- [OBJECTIF 1]: Recopiez mot pour mot le passage de l'article sur la ministre Iman Houda Feraoun, de "Iman Houda Feraoun, la" à "l’ère du numérique.".
**** TEXTE FOURNI
Iman Houda Feraoun est la nouvelle Ministre de la Poste et des Technologies de l’Information et de la Communication. La nomination à la tête de ce département de cette jeune femme âgée de 36 ans a créé un véritable buzz sur la Toile. De nombreux internautes ont manifesté leur enthousiasme à l’idée de voir cette algérienne, originaire de Tlemcen, prendre les rênes du département de la poste et des TIC. Cependant, la question qui mérite d’être posée ici est : Iman Houda Feraoun arrivera-t-elle à se distinguer par rapport à ses prédécesseurs ? Quelle stratégie va-t-elle adopter pour signer sa différence et apporter un plus au secteur des TIC ? Quels sont les chantiers qui l’attendent ?
Iman Houda Feraoun, la nouvelle Ministre de la Poste et des TIC, a un parcours très intéressant. Professeur à l’université de Tlemcen, elle est aussi physicienne spécialisée dans les métaux et leurs alliages. De par son jeune âge, cette Ministre devrait avoir une vision plus neuve de l’Algérie, une vision qu’elle tentera d’imposer en faisant de sa nomination à la tête du ministère de la Poste et des TIC un nouveau départ pour ce secteur dans l’ère du numérique.
Pour faire la différence, elle ne devra pas se contenter d’occuper un poste sans apporter une vision nouvelle. En effet, plusieurs chantiers l’attendent dans ce ministère qui accuse de nombreux retards. La Ministre a une lourde tâche car la jeune génération porte un énorme espoir sur sa contribution. Bardée de diplômes, saura-t-elle relever les défis et prouver que l’Algérie a besoin d’un gouvernement plus jeune et plus ouvert au changement ? Il faut dire que le département de la Poste et des Technologies de l’Information et de la Communication a réellement besoin, aujourd’hui, d’une personne qui vienne proposer une stratégie nouvelle, une personne qui voit plus loin et qui aspire à mettre ce secteur au diapason des autres pays développés.
Mais pour cela, l’urgence est à l’élaboration d’une feuille de route dans laquelle seront notés les priorités et les chantiers nécessitant une grande attention. C’est ce que compte faire la nouvelle Ministre qui a affirmé, dans une interview accordée au site d’information francophone TSA, qu’il faudra « maturer » les projets avant de pouvoir élaborer un plan d’actions très détaillé.
Pour la nouvelle Ministre, le secteur des TIC « demande des investissements massifs qui seraient la seule voie pour pouvoir aller vers l’économie moderne ». Elle estime qu’il serait inutile de travailler dans la précipitation car, pour récolter les fruits d’une stratégie, il est nécessaire de prendre le temps qu’il faut. Concernant les priorités de son programme, Iman Houda Feraoun note en premier la démocratisation des TIC afin de renforcer le bien-être du citoyen, l’amélioration des prestations du service postal, le service de la liquidité au niveau des postes, l’augmentation du débit de l’ADSL avant d’aller vers la 4G. Elle qui préfère gérer le présent avant de se projeter dans le futur a vraiment du pain sur la planche car le secteur de la Poste et des TIC a besoin aujourd’hui d’un projet concret, sérieux et moderne car les enjeux sont énormes.
********
**** DONNÉES SOURCES
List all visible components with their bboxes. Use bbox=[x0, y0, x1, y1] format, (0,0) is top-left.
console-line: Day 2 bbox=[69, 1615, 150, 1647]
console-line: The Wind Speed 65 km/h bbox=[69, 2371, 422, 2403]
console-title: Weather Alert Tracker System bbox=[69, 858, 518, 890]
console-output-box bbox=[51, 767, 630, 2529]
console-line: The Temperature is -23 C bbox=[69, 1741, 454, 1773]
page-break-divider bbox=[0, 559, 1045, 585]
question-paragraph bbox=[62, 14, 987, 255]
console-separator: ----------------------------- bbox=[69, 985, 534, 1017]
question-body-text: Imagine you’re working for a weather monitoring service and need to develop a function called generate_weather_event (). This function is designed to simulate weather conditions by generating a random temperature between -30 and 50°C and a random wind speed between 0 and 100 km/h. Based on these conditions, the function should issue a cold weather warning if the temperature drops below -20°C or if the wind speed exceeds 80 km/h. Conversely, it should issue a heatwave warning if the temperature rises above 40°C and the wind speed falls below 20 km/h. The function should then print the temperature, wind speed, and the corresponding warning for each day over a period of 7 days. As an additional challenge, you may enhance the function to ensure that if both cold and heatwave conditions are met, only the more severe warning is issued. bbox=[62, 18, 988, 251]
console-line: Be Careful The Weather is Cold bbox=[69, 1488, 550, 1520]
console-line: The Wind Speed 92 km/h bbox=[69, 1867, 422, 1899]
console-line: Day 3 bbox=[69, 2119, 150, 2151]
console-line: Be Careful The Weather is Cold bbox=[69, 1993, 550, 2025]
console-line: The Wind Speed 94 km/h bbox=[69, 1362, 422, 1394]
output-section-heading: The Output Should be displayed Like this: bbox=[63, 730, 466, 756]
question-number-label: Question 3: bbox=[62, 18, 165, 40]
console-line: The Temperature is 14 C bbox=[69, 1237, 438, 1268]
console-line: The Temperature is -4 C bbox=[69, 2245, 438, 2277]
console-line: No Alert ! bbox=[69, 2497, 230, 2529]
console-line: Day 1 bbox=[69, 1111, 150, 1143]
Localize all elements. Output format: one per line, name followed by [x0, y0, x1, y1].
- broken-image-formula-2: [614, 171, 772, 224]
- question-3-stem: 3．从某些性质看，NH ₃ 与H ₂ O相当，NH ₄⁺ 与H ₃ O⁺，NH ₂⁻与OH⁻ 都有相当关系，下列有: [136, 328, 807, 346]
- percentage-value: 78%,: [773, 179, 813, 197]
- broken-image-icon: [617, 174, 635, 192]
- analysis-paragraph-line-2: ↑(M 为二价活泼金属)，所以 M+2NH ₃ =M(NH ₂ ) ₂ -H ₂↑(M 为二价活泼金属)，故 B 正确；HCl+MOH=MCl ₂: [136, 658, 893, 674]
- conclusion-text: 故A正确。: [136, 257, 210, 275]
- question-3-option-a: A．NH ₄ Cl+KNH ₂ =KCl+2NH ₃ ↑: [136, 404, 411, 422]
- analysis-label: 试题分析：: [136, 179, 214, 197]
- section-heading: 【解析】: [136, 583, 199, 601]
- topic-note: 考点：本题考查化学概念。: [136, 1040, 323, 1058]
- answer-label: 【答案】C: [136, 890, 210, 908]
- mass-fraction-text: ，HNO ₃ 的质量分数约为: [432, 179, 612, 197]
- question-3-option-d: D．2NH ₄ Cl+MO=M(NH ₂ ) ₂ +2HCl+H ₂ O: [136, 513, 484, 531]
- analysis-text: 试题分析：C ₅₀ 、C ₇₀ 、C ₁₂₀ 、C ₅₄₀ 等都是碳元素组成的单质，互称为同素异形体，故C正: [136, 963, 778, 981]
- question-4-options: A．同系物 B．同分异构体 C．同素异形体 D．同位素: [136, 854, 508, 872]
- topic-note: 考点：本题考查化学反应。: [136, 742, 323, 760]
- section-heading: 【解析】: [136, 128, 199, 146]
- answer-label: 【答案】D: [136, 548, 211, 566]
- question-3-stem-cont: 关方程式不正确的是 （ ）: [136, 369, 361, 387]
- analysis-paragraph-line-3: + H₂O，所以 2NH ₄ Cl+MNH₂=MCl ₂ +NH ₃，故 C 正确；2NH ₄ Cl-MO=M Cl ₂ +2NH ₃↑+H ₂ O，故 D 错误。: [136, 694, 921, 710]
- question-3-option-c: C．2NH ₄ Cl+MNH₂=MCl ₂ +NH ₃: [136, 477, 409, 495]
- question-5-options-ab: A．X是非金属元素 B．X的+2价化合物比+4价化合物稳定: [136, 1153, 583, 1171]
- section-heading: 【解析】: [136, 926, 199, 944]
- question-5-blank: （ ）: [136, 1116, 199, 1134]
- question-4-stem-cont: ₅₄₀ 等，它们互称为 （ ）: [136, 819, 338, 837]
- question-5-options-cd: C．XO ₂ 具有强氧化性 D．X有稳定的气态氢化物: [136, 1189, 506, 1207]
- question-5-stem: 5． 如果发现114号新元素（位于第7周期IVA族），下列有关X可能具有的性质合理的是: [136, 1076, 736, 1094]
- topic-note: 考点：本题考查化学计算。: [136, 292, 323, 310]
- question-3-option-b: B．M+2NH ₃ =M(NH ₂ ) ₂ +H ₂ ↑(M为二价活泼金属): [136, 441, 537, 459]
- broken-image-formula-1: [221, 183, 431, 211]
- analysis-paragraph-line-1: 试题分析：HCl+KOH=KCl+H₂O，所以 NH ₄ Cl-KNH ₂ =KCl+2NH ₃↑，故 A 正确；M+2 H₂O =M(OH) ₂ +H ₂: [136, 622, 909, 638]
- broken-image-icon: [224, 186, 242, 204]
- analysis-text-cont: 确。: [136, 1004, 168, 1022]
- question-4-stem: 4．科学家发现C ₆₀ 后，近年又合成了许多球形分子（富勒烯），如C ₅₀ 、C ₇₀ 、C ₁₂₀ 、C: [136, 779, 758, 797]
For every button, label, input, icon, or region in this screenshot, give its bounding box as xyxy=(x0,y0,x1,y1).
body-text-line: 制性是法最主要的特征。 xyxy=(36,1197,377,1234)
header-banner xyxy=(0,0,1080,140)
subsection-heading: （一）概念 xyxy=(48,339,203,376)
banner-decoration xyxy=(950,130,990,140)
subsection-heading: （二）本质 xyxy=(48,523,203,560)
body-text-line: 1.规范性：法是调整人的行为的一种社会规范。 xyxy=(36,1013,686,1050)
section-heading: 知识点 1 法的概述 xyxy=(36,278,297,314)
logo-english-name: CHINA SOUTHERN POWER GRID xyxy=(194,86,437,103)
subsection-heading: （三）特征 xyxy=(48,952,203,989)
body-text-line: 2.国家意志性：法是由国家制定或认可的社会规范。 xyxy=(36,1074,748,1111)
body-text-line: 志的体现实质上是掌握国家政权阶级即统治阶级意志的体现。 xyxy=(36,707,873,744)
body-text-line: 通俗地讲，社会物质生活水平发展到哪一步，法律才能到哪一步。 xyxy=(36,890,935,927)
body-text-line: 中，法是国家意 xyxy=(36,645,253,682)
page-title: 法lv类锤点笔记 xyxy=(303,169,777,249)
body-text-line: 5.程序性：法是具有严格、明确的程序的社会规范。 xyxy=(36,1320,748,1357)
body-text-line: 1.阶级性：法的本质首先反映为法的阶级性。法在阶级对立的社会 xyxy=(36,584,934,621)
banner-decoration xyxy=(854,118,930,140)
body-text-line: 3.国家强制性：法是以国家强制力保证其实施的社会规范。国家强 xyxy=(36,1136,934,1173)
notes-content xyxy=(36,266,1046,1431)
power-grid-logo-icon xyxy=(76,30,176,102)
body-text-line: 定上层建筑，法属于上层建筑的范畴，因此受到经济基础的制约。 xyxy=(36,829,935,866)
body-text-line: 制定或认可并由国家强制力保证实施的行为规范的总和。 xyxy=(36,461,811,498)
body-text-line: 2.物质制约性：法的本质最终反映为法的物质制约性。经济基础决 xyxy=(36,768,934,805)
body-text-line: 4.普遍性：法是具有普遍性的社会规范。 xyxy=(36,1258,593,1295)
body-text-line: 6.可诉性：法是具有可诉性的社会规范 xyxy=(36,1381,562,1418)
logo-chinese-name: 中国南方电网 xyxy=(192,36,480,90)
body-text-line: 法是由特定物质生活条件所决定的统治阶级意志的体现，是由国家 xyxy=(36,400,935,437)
********
- [OBJECTIF 2]: Reproduisez à l'identique les lignes des données enregistrées, depuis la première jusqu'à la ligne contenant "985, 534, 1017]", celle-ci comprise.

- [RÉPONSE FINALE 1]:
Iman Houda Feraoun, la nouvelle Ministre de la Poste et des TIC, a un parcours très intéressant. Professeur à l’université de Tlemcen, elle est aussi physicienne spécialisée dans les métaux et leurs alliages. De par son jeune âge, cette Ministre devrait avoir une vision plus neuve de l’Algérie, une vision qu’elle tentera d’imposer en faisant de sa nomination à la tête du ministère de la Poste et des TIC un nouveau départ pour ce secteur dans l’ère du numérique.

- [RÉPONSE FINALE 2]:
List all visible components with their bboxes. Use bbox=[x0, y0, x1, y1] format, (0,0) is top-left.
console-line: Day 2 bbox=[69, 1615, 150, 1647]
console-line: The Wind Speed 65 km/h bbox=[69, 2371, 422, 2403]
console-title: Weather Alert Tracker System bbox=[69, 858, 518, 890]
console-output-box bbox=[51, 767, 630, 2529]
console-line: The Temperature is -23 C bbox=[69, 1741, 454, 1773]
page-break-divider bbox=[0, 559, 1045, 585]
question-paragraph bbox=[62, 14, 987, 255]
console-separator: ----------------------------- bbox=[69, 985, 534, 1017]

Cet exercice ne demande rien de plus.